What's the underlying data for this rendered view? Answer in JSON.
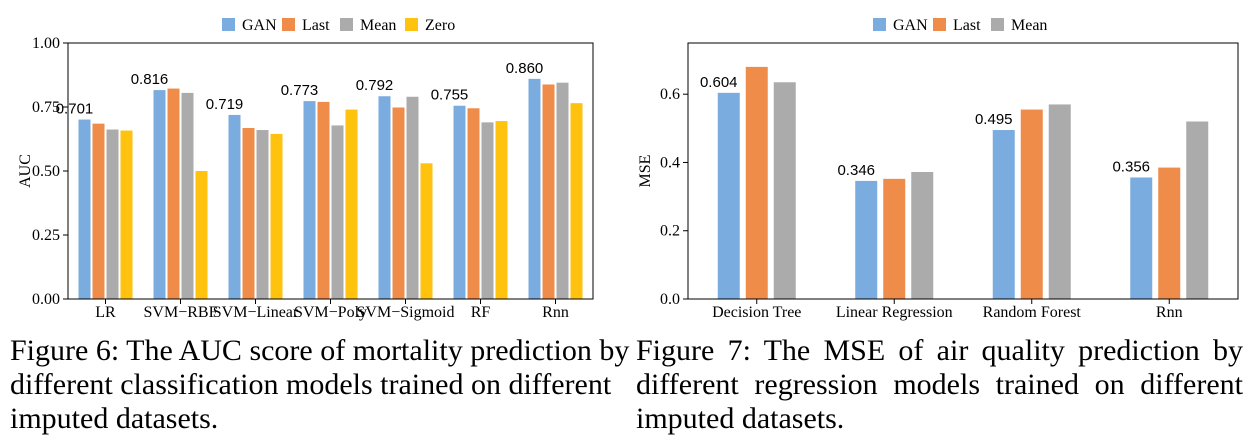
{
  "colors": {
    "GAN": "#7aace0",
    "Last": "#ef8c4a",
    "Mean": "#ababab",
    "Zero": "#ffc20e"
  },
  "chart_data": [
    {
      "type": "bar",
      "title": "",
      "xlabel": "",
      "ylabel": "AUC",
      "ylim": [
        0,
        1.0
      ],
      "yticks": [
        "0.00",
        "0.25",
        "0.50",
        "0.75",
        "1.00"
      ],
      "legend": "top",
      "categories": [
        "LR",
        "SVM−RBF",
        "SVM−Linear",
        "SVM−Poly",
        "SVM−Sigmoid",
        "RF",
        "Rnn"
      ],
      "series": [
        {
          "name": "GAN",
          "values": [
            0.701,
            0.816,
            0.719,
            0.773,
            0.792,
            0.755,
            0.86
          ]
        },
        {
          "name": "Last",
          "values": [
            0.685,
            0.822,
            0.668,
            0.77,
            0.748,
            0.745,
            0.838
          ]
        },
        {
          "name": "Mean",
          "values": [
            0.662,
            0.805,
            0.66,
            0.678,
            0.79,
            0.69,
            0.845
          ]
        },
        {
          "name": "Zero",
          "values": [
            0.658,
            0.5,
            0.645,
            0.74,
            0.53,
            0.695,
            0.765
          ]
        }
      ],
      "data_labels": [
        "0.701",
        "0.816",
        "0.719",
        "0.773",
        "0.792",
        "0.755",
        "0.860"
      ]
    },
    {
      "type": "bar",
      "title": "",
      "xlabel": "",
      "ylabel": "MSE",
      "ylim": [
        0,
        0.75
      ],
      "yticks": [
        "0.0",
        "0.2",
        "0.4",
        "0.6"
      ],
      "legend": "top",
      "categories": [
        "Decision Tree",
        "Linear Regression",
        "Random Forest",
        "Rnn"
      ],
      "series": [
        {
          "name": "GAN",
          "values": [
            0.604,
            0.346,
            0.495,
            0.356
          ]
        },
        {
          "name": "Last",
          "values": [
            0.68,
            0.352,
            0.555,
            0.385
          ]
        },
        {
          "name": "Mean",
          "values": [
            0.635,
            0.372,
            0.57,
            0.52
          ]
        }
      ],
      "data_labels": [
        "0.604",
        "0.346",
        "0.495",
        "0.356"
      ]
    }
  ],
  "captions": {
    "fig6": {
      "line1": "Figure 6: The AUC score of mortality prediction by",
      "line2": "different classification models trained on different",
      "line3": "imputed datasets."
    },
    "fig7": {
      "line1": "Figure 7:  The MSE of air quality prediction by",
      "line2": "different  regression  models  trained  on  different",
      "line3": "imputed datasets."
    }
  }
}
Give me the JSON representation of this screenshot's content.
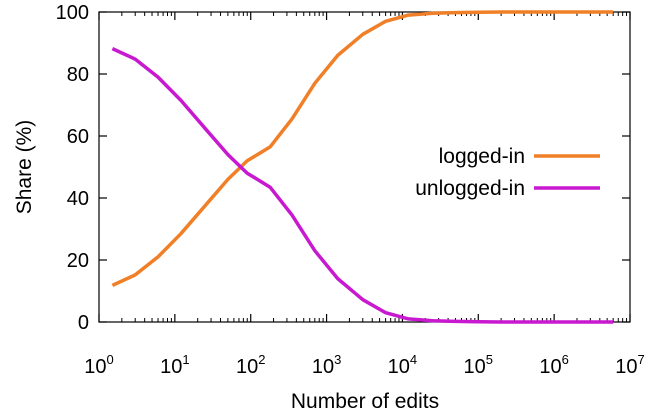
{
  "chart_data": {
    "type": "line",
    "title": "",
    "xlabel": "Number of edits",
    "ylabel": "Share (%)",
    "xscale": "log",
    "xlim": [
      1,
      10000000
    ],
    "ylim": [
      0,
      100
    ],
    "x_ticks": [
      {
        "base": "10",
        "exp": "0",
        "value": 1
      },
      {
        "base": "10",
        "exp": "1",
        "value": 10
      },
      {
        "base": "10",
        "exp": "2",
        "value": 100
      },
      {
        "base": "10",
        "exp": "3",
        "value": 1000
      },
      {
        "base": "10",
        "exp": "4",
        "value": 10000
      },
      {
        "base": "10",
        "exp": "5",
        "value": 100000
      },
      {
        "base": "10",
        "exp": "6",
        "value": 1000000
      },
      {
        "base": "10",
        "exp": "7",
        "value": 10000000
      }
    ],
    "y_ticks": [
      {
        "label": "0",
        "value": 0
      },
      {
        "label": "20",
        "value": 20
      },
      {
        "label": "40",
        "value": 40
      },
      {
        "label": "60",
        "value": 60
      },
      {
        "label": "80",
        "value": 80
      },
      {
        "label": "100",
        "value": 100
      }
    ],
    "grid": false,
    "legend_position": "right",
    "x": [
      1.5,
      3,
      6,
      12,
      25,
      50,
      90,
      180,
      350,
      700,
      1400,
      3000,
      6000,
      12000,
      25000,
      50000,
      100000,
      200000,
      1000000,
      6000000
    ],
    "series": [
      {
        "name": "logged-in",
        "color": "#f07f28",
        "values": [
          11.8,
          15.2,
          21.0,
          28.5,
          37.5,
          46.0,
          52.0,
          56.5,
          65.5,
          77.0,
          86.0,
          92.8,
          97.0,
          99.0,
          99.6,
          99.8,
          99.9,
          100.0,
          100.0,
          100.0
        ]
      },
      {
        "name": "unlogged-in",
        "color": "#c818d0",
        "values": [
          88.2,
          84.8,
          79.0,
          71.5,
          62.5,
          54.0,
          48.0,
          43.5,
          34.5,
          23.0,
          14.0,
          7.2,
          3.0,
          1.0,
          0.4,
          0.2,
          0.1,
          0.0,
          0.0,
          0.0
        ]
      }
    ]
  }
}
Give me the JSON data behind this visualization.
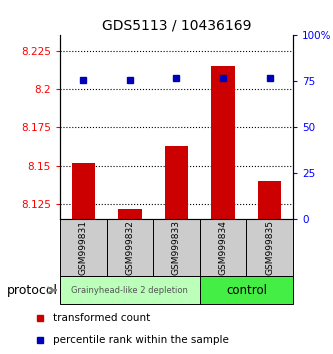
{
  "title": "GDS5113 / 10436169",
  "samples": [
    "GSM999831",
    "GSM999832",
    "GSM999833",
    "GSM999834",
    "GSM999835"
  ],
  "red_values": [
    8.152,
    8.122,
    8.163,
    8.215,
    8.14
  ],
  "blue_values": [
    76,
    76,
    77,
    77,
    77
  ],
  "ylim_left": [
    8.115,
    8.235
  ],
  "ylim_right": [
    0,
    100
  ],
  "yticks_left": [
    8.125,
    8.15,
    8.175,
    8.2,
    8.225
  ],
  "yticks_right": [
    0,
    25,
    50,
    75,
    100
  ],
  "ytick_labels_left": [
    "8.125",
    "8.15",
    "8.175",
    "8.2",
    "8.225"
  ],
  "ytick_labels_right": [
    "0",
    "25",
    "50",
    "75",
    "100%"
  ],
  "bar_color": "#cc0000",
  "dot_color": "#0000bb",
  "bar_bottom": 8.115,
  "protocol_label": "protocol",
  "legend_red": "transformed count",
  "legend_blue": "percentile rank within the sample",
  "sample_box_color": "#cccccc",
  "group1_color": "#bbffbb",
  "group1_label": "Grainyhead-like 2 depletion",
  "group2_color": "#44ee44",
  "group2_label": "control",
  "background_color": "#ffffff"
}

----------------

» Your objective: Please set down each line of the data above exactly as written, without the pictures.

» Reply:
What's the underlying data for this rendered view? Answer in JSON.
{
  "colors": {
    "GAN": "#7aace0",
    "Last": "#ef8c4a",
    "Mean": "#ababab",
    "Zero": "#ffc20e"
  },
  "chart_data": [
    {
      "type": "bar",
      "title": "",
      "xlabel": "",
      "ylabel": "AUC",
      "ylim": [
        0,
        1.0
      ],
      "yticks": [
        "0.00",
        "0.25",
        "0.50",
        "0.75",
        "1.00"
      ],
      "legend": "top",
      "categories": [
        "LR",
        "SVM−RBF",
        "SVM−Linear",
        "SVM−Poly",
        "SVM−Sigmoid",
        "RF",
        "Rnn"
      ],
      "series": [
        {
          "name": "GAN",
          "values": [
            0.701,
            0.816,
            0.719,
            0.773,
            0.792,
            0.755,
            0.86
          ]
        },
        {
          "name": "Last",
          "values": [
            0.685,
            0.822,
            0.668,
            0.77,
            0.748,
            0.745,
            0.838
          ]
        },
        {
          "name": "Mean",
          "values": [
            0.662,
            0.805,
            0.66,
            0.678,
            0.79,
            0.69,
            0.845
          ]
        },
        {
          "name": "Zero",
          "values": [
            0.658,
            0.5,
            0.645,
            0.74,
            0.53,
            0.695,
            0.765
          ]
        }
      ],
      "data_labels": [
        "0.701",
        "0.816",
        "0.719",
        "0.773",
        "0.792",
        "0.755",
        "0.860"
      ]
    },
    {
      "type": "bar",
      "title": "",
      "xlabel": "",
      "ylabel": "MSE",
      "ylim": [
        0,
        0.75
      ],
      "yticks": [
        "0.0",
        "0.2",
        "0.4",
        "0.6"
      ],
      "legend": "top",
      "categories": [
        "Decision Tree",
        "Linear Regression",
        "Random Forest",
        "Rnn"
      ],
      "series": [
        {
          "name": "GAN",
          "values": [
            0.604,
            0.346,
            0.495,
            0.356
          ]
        },
        {
          "name": "Last",
          "values": [
            0.68,
            0.352,
            0.555,
            0.385
          ]
        },
        {
          "name": "Mean",
          "values": [
            0.635,
            0.372,
            0.57,
            0.52
          ]
        }
      ],
      "data_labels": [
        "0.604",
        "0.346",
        "0.495",
        "0.356"
      ]
    }
  ],
  "captions": {
    "fig6": {
      "line1": "Figure 6: The AUC score of mortality prediction by",
      "line2": "different classification models trained on different",
      "line3": "imputed datasets."
    },
    "fig7": {
      "line1": "Figure 7:  The MSE of air quality prediction by",
      "line2": "different  regression  models  trained  on  different",
      "line3": "imputed datasets."
    }
  }
}
Give me the JSON representation of this screenshot's content.
{
  "chart_data": {
    "type": "line",
    "title": "",
    "xlabel": "Number of edits",
    "ylabel": "Share (%)",
    "xscale": "log",
    "xlim": [
      1,
      10000000
    ],
    "ylim": [
      0,
      100
    ],
    "x_ticks": [
      {
        "base": "10",
        "exp": "0",
        "value": 1
      },
      {
        "base": "10",
        "exp": "1",
        "value": 10
      },
      {
        "base": "10",
        "exp": "2",
        "value": 100
      },
      {
        "base": "10",
        "exp": "3",
        "value": 1000
      },
      {
        "base": "10",
        "exp": "4",
        "value": 10000
      },
      {
        "base": "10",
        "exp": "5",
        "value": 100000
      },
      {
        "base": "10",
        "exp": "6",
        "value": 1000000
      },
      {
        "base": "10",
        "exp": "7",
        "value": 10000000
      }
    ],
    "y_ticks": [
      {
        "label": "0",
        "value": 0
      },
      {
        "label": "20",
        "value": 20
      },
      {
        "label": "40",
        "value": 40
      },
      {
        "label": "60",
        "value": 60
      },
      {
        "label": "80",
        "value": 80
      },
      {
        "label": "100",
        "value": 100
      }
    ],
    "grid": false,
    "legend_position": "right",
    "x": [
      1.5,
      3,
      6,
      12,
      25,
      50,
      90,
      180,
      350,
      700,
      1400,
      3000,
      6000,
      12000,
      25000,
      50000,
      100000,
      200000,
      1000000,
      6000000
    ],
    "series": [
      {
        "name": "logged-in",
        "color": "#f07f28",
        "values": [
          11.8,
          15.2,
          21.0,
          28.5,
          37.5,
          46.0,
          52.0,
          56.5,
          65.5,
          77.0,
          86.0,
          92.8,
          97.0,
          99.0,
          99.6,
          99.8,
          99.9,
          100.0,
          100.0,
          100.0
        ]
      },
      {
        "name": "unlogged-in",
        "color": "#c818d0",
        "values": [
          88.2,
          84.8,
          79.0,
          71.5,
          62.5,
          54.0,
          48.0,
          43.5,
          34.5,
          23.0,
          14.0,
          7.2,
          3.0,
          1.0,
          0.4,
          0.2,
          0.1,
          0.0,
          0.0,
          0.0
        ]
      }
    ]
  }
}
Give me the JSON data behind this visualization.
{
  "title": "GDS5113 / 10436169",
  "samples": [
    "GSM999831",
    "GSM999832",
    "GSM999833",
    "GSM999834",
    "GSM999835"
  ],
  "red_values": [
    8.152,
    8.122,
    8.163,
    8.215,
    8.14
  ],
  "blue_values": [
    76,
    76,
    77,
    77,
    77
  ],
  "ylim_left": [
    8.115,
    8.235
  ],
  "ylim_right": [
    0,
    100
  ],
  "yticks_left": [
    8.125,
    8.15,
    8.175,
    8.2,
    8.225
  ],
  "yticks_right": [
    0,
    25,
    50,
    75,
    100
  ],
  "ytick_labels_left": [
    "8.125",
    "8.15",
    "8.175",
    "8.2",
    "8.225"
  ],
  "ytick_labels_right": [
    "0",
    "25",
    "50",
    "75",
    "100%"
  ],
  "bar_color": "#cc0000",
  "dot_color": "#0000bb",
  "bar_bottom": 8.115,
  "protocol_label": "protocol",
  "legend_red": "transformed count",
  "legend_blue": "percentile rank within the sample",
  "sample_box_color": "#cccccc",
  "group1_color": "#bbffbb",
  "group1_label": "Grainyhead-like 2 depletion",
  "group2_color": "#44ee44",
  "group2_label": "control",
  "background_color": "#ffffff"
}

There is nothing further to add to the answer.